— Instructions for the task —
Transcribe the data verbatim, starting with the line that contains "player-name[interactable]: Ο-Ο-_- —" and ending with the line that contains "col-k2[interactable]: 2k — [1042, 166, 1053, 198]", including both of those lines.

____________

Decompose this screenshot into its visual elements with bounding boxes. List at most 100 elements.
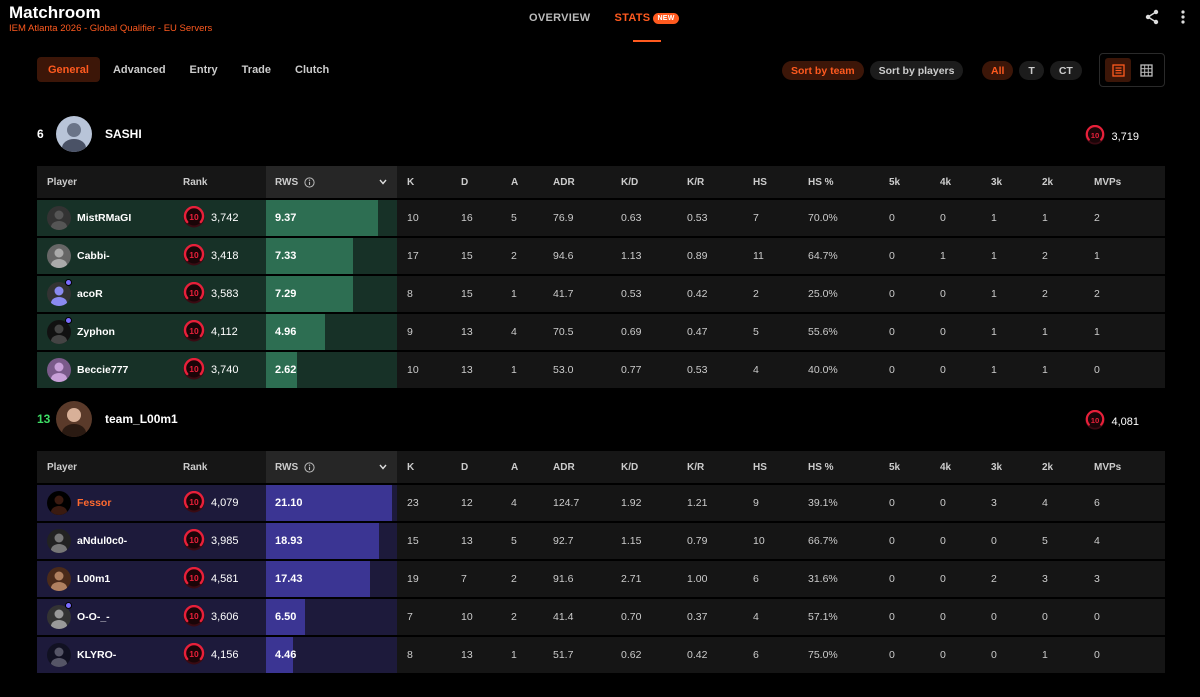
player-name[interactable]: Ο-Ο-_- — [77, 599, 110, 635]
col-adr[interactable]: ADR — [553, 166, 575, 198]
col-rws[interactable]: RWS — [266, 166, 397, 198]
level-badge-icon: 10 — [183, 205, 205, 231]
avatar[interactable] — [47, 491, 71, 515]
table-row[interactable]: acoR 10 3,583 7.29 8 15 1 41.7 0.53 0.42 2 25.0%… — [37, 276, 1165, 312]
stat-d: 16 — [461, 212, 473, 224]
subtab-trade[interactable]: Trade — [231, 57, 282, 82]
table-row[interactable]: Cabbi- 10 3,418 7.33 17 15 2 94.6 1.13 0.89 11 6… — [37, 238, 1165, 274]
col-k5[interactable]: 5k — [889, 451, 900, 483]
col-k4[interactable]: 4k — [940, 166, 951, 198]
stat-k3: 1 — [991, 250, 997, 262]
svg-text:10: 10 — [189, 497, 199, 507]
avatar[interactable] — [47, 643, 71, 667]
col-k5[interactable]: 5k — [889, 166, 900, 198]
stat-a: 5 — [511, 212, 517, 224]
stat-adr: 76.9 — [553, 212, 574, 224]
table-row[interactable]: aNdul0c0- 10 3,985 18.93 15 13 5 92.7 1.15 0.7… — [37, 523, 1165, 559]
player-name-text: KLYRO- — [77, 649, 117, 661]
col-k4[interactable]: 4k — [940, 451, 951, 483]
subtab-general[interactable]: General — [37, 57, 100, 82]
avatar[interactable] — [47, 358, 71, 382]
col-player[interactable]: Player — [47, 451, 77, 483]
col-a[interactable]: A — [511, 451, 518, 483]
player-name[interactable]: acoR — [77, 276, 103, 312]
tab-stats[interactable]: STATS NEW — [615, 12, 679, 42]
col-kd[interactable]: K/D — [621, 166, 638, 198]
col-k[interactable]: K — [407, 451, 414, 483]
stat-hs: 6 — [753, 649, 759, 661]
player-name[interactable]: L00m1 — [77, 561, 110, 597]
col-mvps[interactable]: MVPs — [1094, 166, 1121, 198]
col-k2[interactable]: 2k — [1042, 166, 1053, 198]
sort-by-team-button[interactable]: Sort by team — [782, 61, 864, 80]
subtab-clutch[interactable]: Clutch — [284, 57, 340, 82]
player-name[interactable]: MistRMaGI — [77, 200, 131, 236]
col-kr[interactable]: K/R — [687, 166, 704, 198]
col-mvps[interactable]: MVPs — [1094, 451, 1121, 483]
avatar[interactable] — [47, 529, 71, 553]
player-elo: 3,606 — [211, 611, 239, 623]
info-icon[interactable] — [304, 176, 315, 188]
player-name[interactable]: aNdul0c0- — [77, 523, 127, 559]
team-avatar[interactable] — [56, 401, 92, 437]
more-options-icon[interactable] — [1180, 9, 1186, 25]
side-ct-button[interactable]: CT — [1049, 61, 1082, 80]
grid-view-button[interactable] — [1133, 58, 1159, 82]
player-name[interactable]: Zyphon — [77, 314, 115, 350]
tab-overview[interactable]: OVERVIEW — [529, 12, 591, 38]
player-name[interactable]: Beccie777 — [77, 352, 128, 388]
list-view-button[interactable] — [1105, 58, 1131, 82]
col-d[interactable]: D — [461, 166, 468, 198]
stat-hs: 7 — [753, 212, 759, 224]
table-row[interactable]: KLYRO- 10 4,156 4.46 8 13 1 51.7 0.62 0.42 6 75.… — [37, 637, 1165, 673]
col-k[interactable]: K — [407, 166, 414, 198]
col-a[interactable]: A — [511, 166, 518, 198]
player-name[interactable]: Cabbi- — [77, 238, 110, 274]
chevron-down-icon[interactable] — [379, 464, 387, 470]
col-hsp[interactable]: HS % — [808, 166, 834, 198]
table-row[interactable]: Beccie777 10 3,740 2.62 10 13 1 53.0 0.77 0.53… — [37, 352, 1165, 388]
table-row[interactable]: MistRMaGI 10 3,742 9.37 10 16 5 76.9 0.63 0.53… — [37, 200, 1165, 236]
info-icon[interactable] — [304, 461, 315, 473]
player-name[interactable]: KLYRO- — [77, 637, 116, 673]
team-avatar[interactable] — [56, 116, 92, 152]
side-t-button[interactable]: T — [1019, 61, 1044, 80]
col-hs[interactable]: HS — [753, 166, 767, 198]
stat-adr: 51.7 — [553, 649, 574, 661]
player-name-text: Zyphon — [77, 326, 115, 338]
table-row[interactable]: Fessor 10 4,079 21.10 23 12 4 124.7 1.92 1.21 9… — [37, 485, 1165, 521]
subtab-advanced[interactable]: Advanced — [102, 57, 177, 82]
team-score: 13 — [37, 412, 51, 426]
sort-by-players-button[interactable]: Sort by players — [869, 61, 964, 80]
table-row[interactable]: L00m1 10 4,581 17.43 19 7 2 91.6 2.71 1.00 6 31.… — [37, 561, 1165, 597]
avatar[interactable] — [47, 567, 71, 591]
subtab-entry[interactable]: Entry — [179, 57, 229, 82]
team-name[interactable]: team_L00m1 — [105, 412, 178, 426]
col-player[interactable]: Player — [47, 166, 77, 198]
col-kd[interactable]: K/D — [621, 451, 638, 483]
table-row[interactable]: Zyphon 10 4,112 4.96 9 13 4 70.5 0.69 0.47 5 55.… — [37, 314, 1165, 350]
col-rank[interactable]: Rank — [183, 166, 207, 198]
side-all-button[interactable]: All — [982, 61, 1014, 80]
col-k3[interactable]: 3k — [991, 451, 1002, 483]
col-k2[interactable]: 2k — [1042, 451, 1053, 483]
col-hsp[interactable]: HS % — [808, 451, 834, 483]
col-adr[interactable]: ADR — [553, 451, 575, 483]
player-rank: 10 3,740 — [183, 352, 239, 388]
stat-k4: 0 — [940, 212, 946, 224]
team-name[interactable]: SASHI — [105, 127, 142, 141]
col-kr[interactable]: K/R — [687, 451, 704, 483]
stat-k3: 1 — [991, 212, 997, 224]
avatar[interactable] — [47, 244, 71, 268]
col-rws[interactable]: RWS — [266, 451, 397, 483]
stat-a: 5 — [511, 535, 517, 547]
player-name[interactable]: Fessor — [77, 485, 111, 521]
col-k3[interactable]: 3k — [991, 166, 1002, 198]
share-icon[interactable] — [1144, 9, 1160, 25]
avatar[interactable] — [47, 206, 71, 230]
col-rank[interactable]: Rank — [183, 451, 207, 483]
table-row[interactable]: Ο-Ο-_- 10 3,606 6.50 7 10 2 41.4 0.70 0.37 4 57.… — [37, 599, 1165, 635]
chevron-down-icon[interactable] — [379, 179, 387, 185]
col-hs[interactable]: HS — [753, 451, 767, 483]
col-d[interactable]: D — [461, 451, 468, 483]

____________

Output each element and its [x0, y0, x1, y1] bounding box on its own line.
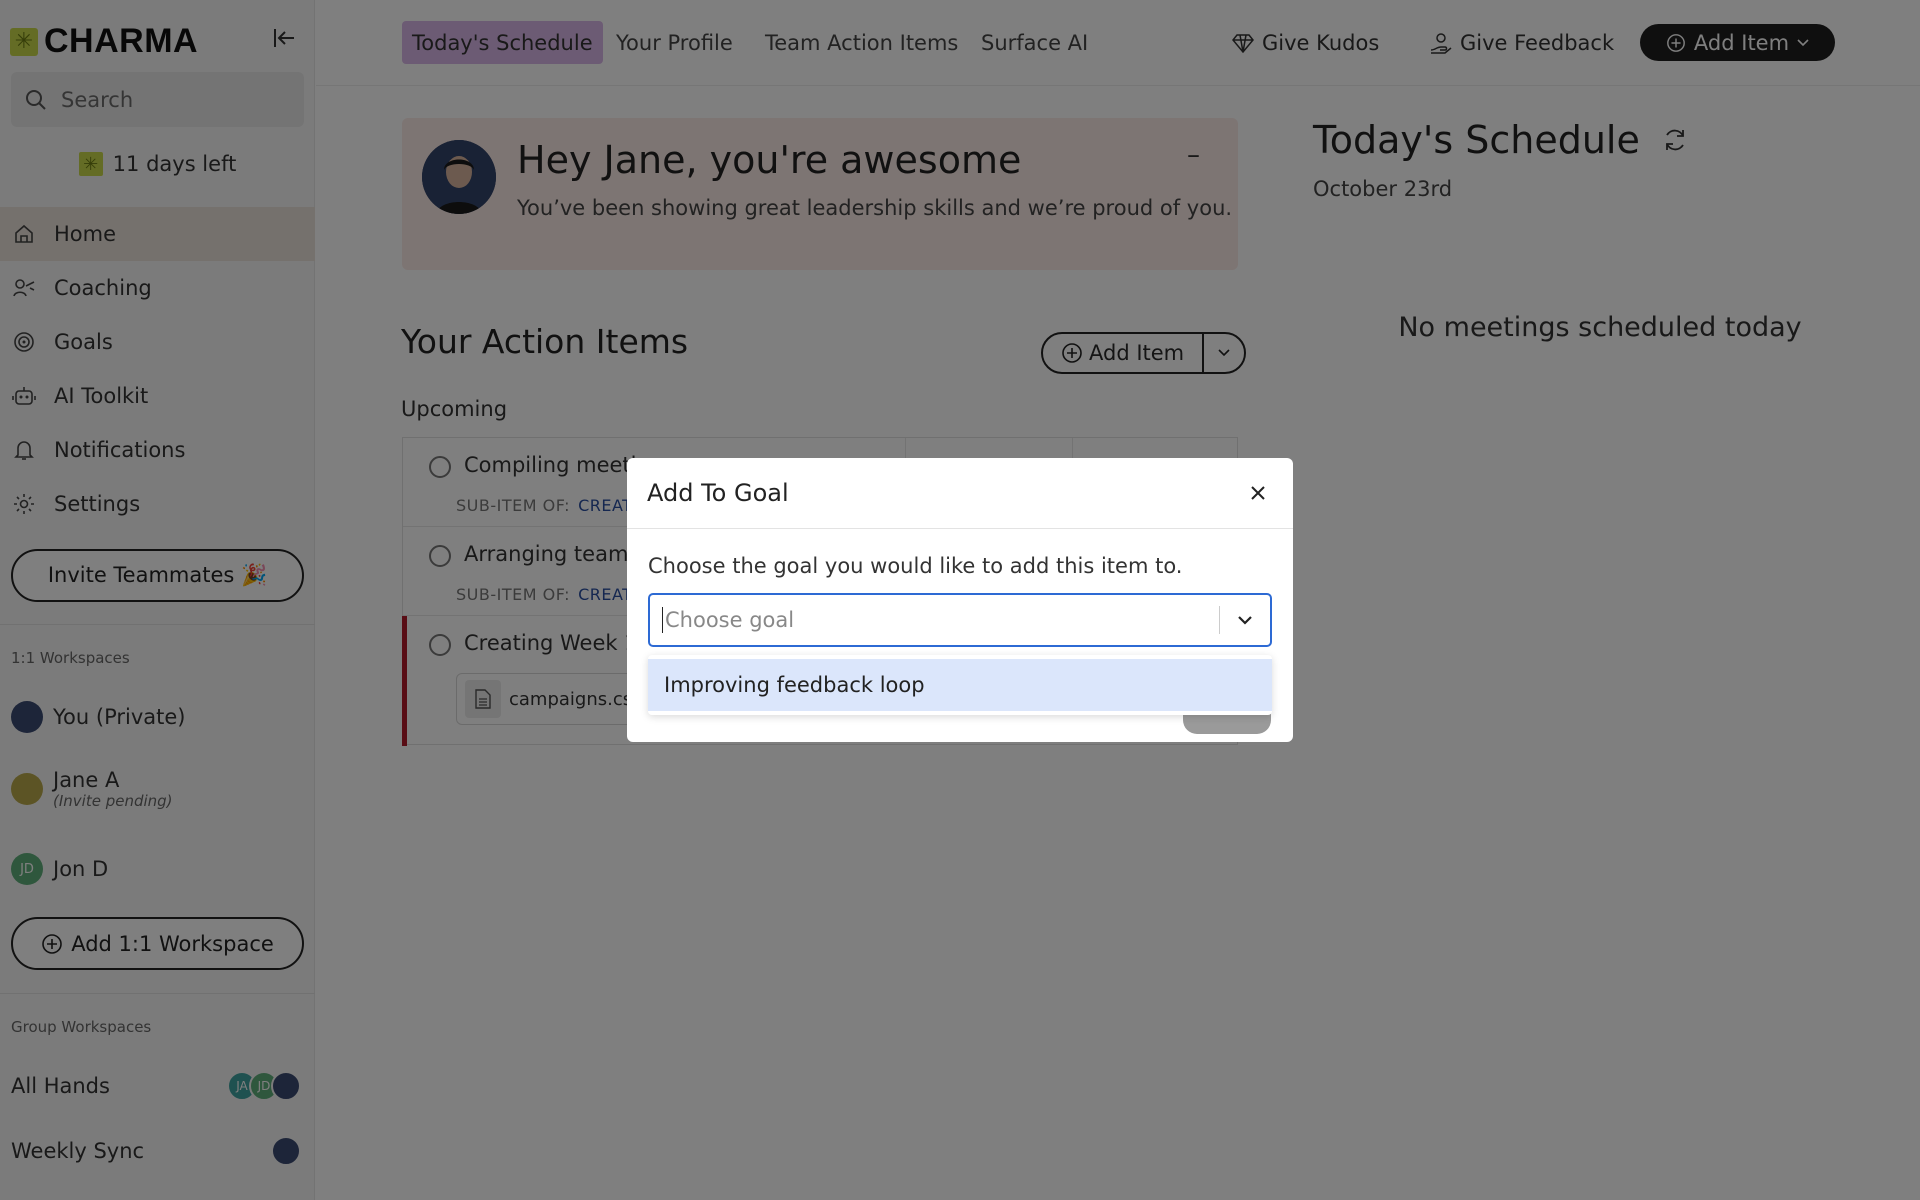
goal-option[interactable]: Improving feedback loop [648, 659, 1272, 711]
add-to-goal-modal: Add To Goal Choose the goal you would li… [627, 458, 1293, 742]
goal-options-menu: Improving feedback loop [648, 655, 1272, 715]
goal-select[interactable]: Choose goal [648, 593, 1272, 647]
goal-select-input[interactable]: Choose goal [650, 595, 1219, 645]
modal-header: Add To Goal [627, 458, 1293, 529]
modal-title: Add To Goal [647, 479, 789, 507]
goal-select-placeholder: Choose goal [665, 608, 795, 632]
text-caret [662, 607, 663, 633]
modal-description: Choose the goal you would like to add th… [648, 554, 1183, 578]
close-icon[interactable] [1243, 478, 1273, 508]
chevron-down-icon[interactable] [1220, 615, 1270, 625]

____________

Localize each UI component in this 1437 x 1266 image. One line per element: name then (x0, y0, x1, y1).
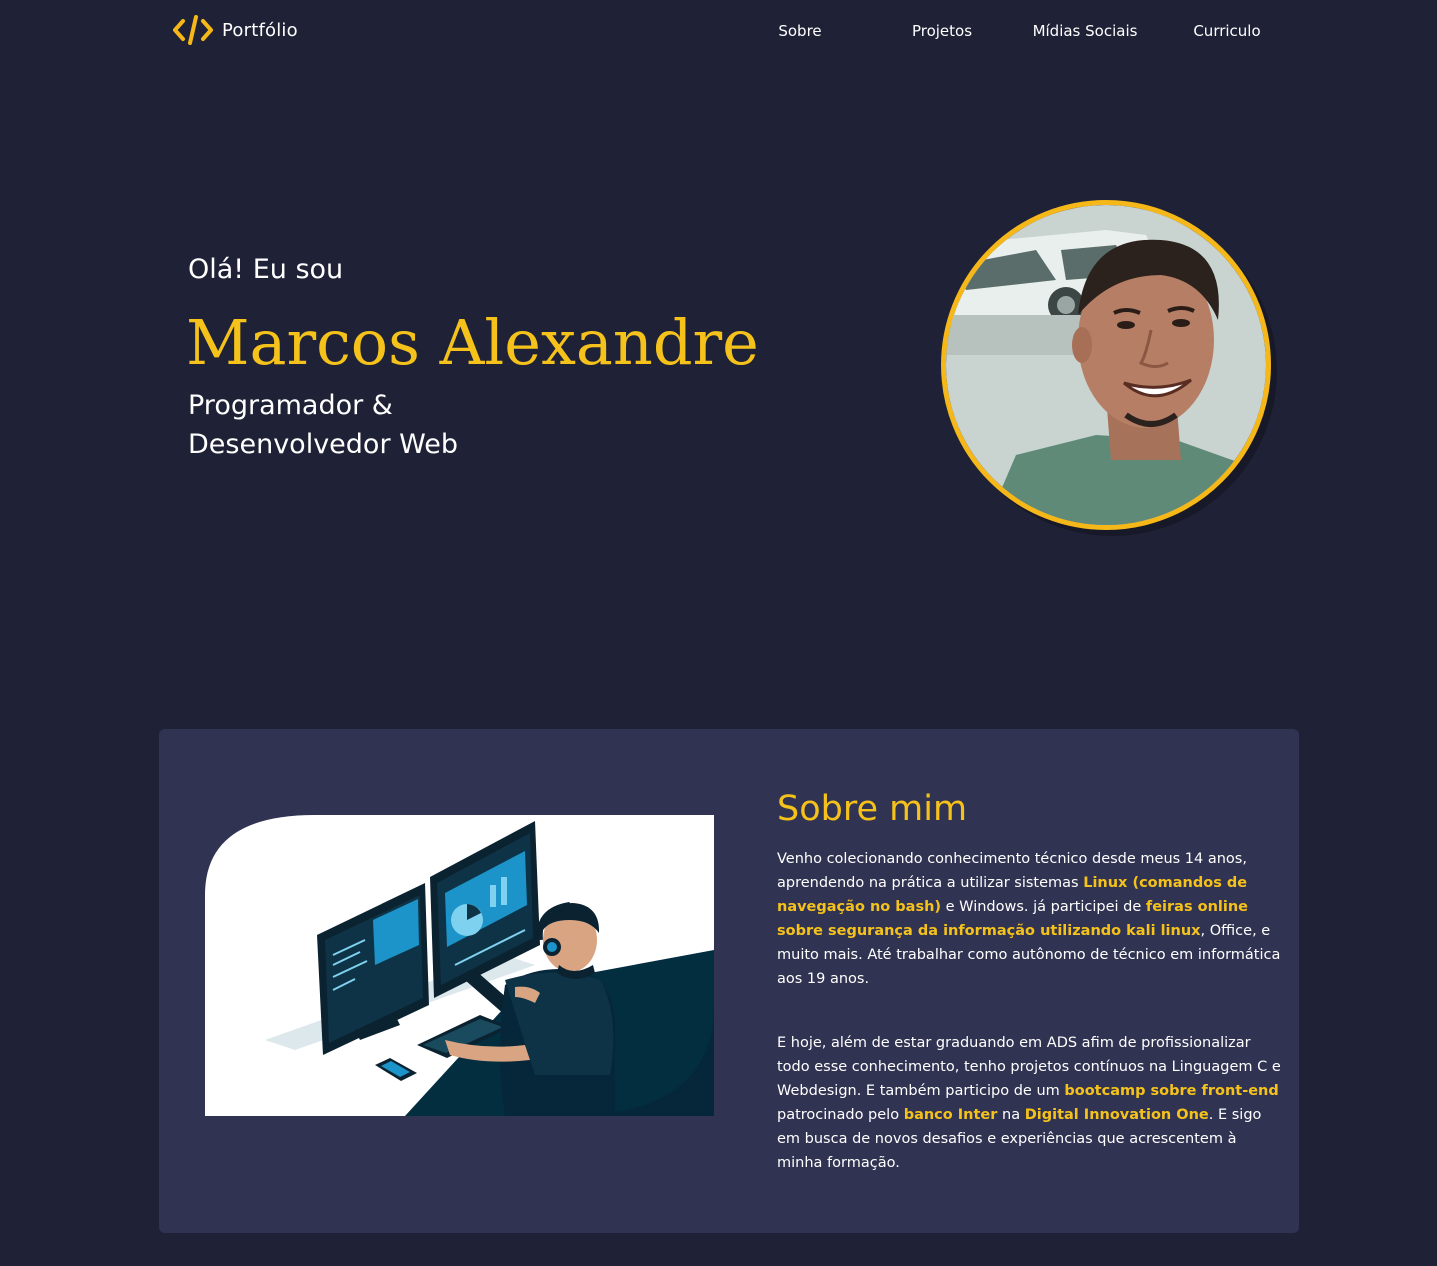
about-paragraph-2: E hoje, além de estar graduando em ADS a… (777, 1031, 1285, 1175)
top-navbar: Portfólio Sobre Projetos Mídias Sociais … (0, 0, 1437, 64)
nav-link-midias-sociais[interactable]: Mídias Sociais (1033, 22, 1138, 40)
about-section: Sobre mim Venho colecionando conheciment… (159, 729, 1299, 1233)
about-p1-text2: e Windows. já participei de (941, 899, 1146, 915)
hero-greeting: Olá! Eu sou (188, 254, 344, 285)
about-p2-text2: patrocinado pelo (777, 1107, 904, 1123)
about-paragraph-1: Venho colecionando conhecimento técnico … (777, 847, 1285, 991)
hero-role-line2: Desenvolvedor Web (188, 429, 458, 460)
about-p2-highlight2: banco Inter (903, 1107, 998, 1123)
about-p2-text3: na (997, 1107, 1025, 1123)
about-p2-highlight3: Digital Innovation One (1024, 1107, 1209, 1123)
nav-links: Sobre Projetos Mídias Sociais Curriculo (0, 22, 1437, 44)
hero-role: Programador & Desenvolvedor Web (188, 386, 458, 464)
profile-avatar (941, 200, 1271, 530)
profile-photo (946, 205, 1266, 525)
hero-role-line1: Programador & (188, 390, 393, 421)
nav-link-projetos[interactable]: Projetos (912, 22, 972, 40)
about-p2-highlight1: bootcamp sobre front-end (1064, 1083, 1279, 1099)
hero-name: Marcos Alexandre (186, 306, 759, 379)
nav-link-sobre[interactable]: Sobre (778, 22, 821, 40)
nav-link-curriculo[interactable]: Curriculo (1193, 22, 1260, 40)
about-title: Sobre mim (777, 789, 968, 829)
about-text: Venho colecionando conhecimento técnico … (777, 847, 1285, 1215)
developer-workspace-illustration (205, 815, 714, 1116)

____________

— Answer for the task —
player-name[interactable]: Ο-Ο-_- — [77, 599, 110, 635]
col-adr[interactable]: ADR — [553, 166, 575, 198]
col-rws[interactable]: RWS — [266, 166, 397, 198]
level-badge-icon: 10 — [183, 205, 205, 231]
avatar[interactable] — [47, 491, 71, 515]
table-row[interactable]: acoR 10 3,583 7.29 8 15 1 41.7 0.53 0.42 2 25.0%… — [37, 276, 1165, 312]
stat-d: 16 — [461, 212, 473, 224]
subtab-trade[interactable]: Trade — [231, 57, 282, 82]
table-row[interactable]: Cabbi- 10 3,418 7.33 17 15 2 94.6 1.13 0.89 11 6… — [37, 238, 1165, 274]
col-k5[interactable]: 5k — [889, 451, 900, 483]
col-k4[interactable]: 4k — [940, 166, 951, 198]
stat-k3: 1 — [991, 250, 997, 262]
svg-text:10: 10 — [189, 497, 199, 507]
avatar[interactable] — [47, 643, 71, 667]
col-k5[interactable]: 5k — [889, 166, 900, 198]
stat-a: 5 — [511, 212, 517, 224]
stat-adr: 76.9 — [553, 212, 574, 224]
table-row[interactable]: aNdul0c0- 10 3,985 18.93 15 13 5 92.7 1.15 0.7… — [37, 523, 1165, 559]
player-name-text: KLYRO- — [77, 649, 117, 661]
col-k4[interactable]: 4k — [940, 451, 951, 483]
subtab-general[interactable]: General — [37, 57, 100, 82]
avatar[interactable] — [47, 358, 71, 382]
col-player[interactable]: Player — [47, 451, 77, 483]
col-a[interactable]: A — [511, 451, 518, 483]
player-name[interactable]: acoR — [77, 276, 103, 312]
tab-stats[interactable]: STATS NEW — [615, 12, 679, 42]
col-kd[interactable]: K/D — [621, 166, 638, 198]
col-k[interactable]: K — [407, 451, 414, 483]
stat-hs: 6 — [753, 649, 759, 661]
player-name[interactable]: L00m1 — [77, 561, 110, 597]
col-mvps[interactable]: MVPs — [1094, 166, 1121, 198]
col-k2[interactable]: 2k — [1042, 166, 1053, 198]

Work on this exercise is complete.